**Problem to solve:**
How many lines of the data include the string "JSON"? State the number and nothing else.

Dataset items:

»»

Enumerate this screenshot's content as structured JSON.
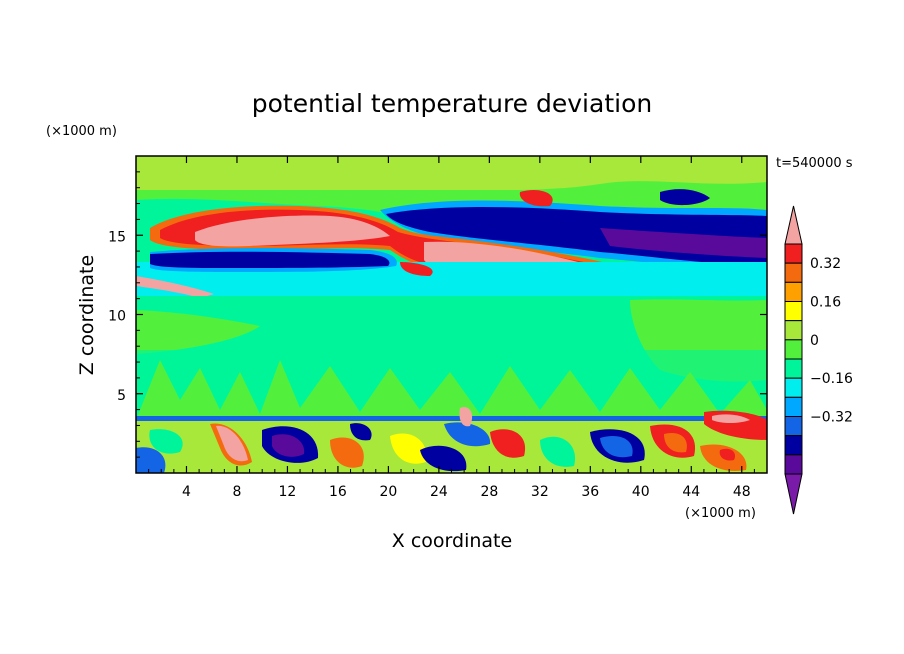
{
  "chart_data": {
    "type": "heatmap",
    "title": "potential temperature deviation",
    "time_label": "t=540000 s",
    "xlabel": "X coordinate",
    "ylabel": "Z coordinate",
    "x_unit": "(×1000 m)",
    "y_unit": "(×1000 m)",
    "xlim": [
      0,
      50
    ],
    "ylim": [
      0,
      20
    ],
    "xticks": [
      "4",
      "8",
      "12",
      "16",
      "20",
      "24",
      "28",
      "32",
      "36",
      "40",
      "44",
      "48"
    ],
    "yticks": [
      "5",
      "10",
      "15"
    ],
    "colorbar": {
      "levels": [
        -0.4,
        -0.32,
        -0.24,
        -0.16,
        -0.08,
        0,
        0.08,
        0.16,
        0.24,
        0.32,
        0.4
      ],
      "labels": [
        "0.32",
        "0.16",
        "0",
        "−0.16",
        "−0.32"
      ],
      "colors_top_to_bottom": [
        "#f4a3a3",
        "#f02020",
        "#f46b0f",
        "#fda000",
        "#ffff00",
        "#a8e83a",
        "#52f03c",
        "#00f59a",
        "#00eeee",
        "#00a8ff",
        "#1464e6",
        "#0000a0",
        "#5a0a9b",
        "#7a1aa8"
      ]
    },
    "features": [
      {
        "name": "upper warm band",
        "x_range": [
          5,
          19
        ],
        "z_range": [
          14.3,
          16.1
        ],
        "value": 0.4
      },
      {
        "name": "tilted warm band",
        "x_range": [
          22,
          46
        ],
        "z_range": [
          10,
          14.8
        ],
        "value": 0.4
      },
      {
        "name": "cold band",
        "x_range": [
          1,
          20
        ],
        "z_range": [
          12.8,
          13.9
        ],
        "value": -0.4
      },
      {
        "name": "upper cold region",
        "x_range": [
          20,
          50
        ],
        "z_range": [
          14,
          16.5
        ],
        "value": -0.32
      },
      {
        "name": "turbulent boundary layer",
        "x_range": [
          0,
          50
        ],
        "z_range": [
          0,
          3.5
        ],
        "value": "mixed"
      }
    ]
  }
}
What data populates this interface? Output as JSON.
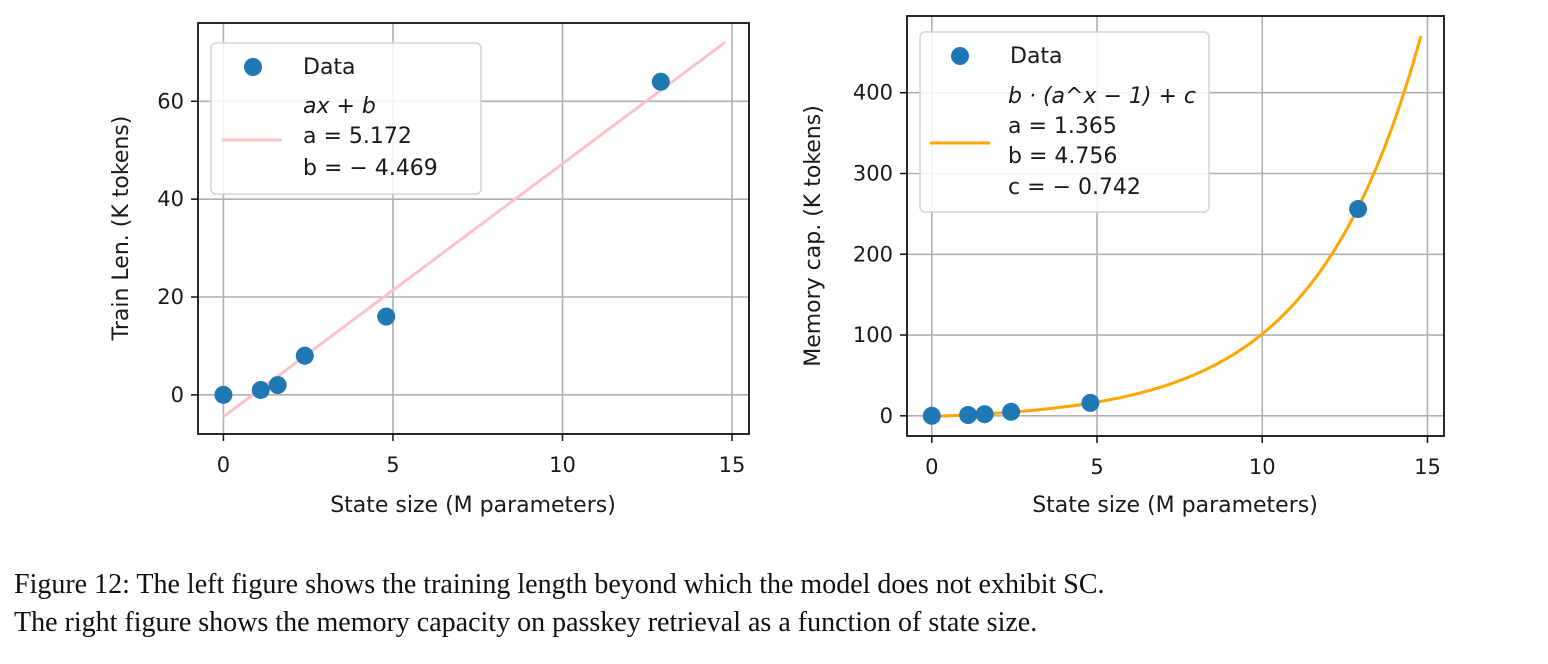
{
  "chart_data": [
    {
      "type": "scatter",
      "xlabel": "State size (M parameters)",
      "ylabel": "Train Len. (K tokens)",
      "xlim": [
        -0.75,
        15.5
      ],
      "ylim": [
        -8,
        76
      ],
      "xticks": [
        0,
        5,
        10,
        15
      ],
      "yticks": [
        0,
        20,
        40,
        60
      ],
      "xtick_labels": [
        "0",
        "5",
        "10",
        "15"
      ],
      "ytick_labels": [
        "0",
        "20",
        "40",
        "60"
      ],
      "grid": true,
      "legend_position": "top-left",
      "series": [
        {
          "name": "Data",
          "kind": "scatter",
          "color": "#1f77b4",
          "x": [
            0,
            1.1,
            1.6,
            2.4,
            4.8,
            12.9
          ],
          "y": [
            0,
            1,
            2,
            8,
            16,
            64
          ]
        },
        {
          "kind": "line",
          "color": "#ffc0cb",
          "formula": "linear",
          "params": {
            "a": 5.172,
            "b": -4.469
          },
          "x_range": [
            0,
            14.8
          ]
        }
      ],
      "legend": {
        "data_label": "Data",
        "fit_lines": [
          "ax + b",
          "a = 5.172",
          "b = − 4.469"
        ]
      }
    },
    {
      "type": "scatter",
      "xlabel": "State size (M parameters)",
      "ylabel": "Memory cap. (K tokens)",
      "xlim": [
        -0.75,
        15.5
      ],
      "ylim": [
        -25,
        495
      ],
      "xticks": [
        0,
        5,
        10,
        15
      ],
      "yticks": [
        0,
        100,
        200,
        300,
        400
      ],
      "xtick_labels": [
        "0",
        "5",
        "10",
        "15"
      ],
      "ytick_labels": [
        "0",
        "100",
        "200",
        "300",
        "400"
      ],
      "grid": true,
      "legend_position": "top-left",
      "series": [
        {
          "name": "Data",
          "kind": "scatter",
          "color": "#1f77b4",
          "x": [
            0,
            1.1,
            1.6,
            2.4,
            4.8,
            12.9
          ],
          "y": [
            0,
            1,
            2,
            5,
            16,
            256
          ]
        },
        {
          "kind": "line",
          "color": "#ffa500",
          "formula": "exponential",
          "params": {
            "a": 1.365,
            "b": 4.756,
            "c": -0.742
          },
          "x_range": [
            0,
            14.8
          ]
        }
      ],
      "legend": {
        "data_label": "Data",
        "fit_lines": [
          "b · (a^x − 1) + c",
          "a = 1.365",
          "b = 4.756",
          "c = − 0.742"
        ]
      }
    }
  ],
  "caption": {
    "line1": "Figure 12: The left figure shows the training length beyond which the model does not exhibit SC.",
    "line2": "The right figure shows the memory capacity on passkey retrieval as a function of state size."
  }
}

««
»»

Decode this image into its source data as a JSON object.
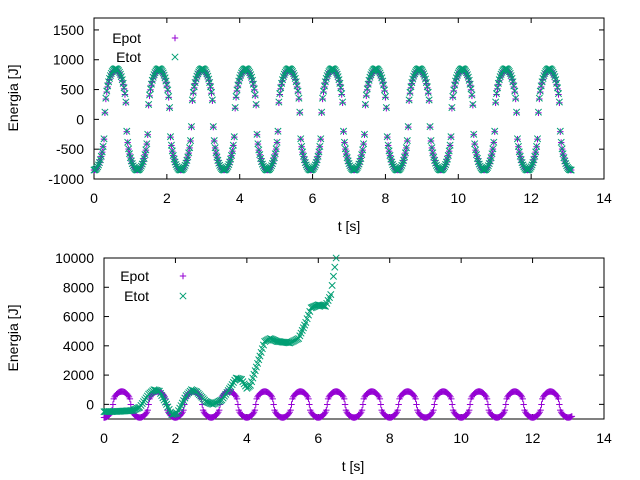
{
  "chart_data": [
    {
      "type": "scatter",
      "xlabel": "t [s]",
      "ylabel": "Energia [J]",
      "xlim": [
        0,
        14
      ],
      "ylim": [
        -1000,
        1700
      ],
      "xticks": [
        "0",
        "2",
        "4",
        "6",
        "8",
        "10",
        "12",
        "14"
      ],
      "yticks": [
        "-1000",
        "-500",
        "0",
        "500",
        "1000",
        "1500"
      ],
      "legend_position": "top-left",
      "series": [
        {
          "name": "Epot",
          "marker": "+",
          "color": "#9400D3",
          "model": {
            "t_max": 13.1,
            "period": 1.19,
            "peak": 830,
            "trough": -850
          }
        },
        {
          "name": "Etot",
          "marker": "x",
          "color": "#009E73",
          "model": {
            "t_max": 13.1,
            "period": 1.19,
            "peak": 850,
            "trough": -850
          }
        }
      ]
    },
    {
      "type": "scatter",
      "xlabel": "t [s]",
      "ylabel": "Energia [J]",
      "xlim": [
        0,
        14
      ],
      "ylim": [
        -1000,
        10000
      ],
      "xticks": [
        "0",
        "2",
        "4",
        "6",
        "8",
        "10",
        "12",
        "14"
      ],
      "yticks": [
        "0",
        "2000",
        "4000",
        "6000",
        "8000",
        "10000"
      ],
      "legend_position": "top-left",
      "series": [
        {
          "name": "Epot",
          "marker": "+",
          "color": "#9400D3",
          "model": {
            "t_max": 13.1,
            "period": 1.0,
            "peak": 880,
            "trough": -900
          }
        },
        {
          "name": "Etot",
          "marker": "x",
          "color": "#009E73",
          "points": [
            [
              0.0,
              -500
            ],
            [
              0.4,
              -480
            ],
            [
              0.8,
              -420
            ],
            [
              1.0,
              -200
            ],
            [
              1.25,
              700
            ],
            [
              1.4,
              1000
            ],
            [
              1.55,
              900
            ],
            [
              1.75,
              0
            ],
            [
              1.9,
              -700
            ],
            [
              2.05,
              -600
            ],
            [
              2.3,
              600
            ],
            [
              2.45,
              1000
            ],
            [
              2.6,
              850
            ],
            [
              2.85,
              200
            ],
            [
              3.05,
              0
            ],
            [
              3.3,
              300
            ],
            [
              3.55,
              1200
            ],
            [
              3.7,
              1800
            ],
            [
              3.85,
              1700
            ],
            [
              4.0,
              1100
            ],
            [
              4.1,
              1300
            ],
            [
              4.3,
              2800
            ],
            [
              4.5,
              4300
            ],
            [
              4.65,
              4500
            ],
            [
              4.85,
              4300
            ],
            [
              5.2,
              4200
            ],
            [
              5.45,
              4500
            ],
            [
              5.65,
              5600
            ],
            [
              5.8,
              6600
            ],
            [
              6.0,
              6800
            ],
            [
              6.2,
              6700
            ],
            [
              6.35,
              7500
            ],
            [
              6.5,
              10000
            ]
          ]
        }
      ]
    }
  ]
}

««
»»

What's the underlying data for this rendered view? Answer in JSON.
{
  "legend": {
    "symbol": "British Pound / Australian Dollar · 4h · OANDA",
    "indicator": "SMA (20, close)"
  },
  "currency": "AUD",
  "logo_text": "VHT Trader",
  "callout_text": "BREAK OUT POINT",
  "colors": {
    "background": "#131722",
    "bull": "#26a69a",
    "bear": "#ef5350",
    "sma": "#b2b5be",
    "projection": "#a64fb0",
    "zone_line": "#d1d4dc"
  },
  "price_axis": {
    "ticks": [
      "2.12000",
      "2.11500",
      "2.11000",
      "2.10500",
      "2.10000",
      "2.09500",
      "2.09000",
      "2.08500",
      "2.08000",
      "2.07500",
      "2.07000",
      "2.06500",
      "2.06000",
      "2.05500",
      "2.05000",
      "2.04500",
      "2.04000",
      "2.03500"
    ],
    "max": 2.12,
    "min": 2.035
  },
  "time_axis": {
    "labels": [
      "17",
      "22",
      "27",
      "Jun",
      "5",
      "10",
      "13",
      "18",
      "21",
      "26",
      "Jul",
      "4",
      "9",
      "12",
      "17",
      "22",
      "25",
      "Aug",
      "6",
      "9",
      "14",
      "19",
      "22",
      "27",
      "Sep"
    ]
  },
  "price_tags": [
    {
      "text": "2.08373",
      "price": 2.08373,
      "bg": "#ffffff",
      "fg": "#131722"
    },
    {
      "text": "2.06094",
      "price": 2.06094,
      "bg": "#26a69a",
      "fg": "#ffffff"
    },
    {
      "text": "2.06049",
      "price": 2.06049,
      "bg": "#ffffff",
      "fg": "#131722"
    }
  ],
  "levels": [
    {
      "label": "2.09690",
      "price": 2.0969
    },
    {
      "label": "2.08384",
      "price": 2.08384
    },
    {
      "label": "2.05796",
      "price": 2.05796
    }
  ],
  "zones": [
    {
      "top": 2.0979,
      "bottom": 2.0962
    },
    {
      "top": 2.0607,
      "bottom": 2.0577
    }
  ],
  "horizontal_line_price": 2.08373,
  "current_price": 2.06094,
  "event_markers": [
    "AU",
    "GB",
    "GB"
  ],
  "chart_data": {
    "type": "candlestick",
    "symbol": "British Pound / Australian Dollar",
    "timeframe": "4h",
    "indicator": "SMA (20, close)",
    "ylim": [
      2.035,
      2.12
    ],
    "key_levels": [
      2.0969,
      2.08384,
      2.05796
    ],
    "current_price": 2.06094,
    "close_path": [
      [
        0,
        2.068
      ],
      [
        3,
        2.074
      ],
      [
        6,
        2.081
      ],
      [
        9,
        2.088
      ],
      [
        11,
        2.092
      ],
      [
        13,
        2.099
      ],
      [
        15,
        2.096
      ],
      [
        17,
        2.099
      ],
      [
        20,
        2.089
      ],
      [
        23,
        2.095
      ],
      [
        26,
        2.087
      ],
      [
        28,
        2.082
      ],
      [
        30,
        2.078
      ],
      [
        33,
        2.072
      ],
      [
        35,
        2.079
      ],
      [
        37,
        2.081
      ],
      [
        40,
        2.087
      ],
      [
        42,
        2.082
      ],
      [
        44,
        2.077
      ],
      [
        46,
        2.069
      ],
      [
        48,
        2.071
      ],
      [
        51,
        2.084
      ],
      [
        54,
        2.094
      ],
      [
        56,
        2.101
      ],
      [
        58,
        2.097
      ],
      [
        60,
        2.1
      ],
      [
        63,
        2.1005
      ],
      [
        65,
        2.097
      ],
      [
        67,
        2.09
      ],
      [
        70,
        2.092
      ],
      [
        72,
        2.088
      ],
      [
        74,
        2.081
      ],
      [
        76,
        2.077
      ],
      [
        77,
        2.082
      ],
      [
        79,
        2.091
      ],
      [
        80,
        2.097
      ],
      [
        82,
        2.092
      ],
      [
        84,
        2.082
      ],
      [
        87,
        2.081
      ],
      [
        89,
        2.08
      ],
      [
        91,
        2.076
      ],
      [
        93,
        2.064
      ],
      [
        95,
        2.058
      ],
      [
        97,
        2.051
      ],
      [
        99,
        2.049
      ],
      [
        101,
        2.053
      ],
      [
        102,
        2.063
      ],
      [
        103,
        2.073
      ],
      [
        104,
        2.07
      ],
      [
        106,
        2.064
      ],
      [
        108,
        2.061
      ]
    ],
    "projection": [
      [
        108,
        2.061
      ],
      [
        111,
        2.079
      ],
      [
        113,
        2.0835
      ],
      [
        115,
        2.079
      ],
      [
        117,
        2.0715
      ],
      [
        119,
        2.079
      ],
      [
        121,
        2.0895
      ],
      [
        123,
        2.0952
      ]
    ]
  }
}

««

**Answer to this exercise:**
4